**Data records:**
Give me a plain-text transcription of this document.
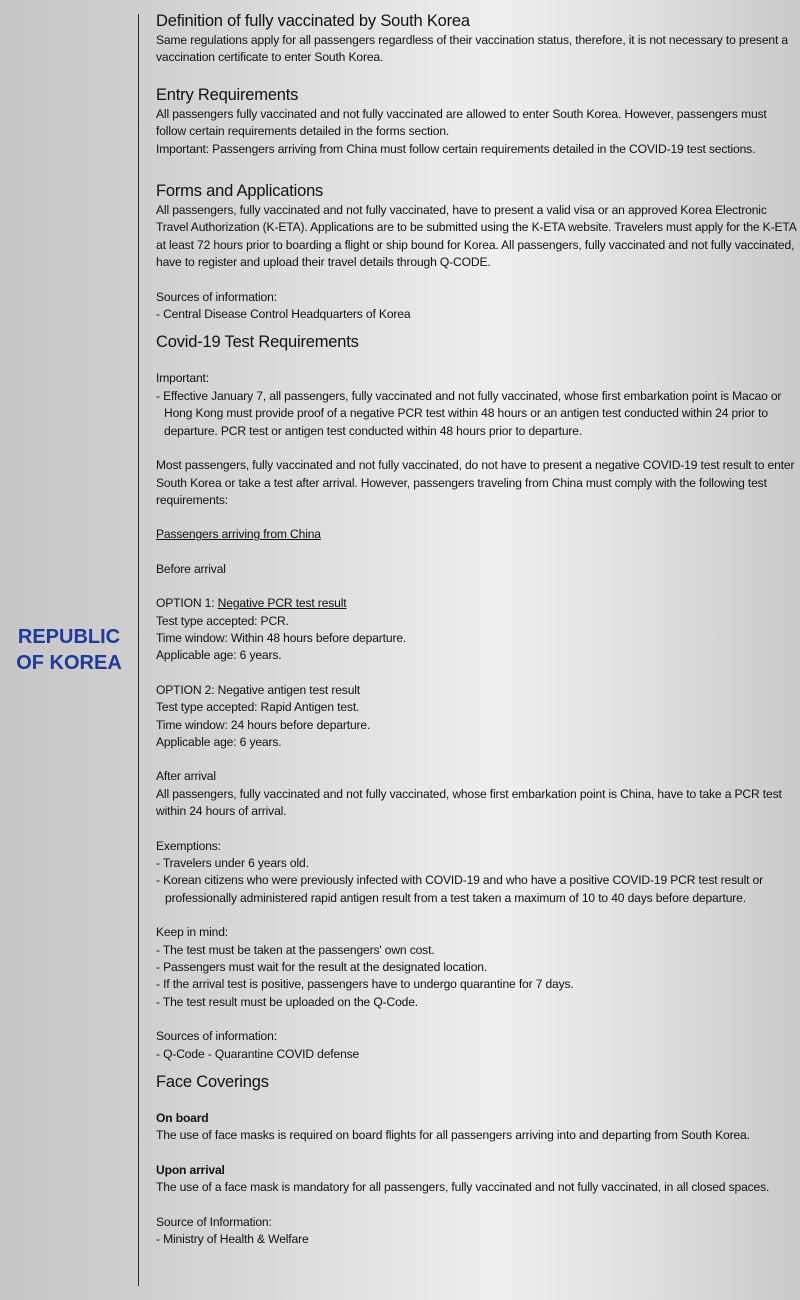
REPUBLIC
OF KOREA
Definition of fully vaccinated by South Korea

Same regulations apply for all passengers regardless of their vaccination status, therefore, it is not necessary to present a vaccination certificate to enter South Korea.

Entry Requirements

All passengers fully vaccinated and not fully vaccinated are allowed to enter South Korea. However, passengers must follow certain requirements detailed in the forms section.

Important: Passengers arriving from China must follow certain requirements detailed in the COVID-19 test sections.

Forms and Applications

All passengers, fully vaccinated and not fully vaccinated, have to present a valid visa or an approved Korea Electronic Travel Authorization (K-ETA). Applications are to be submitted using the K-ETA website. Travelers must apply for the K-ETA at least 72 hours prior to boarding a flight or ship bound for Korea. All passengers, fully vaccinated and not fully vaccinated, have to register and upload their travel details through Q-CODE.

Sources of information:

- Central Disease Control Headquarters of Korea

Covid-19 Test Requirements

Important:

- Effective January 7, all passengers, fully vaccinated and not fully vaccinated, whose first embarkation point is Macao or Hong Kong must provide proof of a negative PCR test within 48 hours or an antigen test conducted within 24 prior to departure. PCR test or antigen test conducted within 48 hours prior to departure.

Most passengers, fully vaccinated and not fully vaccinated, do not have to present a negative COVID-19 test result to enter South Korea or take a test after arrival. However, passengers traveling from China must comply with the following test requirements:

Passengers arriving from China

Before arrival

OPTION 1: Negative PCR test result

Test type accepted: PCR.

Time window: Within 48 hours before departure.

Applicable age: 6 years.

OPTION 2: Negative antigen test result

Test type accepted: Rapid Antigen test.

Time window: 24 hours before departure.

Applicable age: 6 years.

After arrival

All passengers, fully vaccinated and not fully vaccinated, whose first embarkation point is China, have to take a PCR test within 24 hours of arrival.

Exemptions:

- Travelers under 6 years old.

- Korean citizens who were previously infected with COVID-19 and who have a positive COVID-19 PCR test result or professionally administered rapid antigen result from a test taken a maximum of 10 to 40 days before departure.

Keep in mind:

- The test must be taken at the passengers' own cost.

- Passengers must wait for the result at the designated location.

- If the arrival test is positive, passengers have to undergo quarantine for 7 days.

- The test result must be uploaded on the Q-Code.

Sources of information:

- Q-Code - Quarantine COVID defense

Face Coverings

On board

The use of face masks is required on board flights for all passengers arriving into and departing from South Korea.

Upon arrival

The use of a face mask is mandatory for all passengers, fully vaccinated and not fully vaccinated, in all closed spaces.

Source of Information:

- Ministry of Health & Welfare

--

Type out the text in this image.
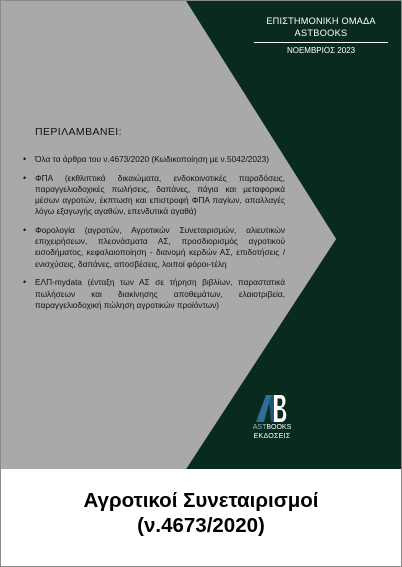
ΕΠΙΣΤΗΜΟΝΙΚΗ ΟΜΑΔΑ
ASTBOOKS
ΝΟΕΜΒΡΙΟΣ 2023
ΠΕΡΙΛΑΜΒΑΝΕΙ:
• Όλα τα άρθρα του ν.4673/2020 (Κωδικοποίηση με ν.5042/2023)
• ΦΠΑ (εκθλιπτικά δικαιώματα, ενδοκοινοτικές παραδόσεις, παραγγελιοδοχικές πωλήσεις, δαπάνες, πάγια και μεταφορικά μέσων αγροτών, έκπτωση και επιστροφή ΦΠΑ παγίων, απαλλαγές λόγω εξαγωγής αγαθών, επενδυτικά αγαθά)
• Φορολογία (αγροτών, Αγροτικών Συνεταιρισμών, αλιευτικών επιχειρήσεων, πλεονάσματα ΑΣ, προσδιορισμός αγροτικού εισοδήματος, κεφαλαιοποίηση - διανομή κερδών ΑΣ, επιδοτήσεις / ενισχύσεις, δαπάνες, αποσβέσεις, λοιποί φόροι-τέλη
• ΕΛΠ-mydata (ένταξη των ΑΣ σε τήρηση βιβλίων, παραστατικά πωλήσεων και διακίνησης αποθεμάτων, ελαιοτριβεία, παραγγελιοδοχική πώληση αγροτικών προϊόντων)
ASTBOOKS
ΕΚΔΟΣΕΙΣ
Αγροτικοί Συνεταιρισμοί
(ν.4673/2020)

**What this task involves:** In the material above, find each line that contains the word "arrival", and select it.

**Output of the exercise:**
Most passengers, fully vaccinated and not fully vaccinated, do not have to present a negative COVID-19 test result to enter South Korea or take a test after arrival. However, passengers traveling from China must comply with the following test requirements:
Before arrival
After arrival
All passengers, fully vaccinated and not fully vaccinated, whose first embarkation point is China, have to take a PCR test within 24 hours of arrival.
- If the arrival test is positive, passengers have to undergo quarantine for 7 days.
Upon arrival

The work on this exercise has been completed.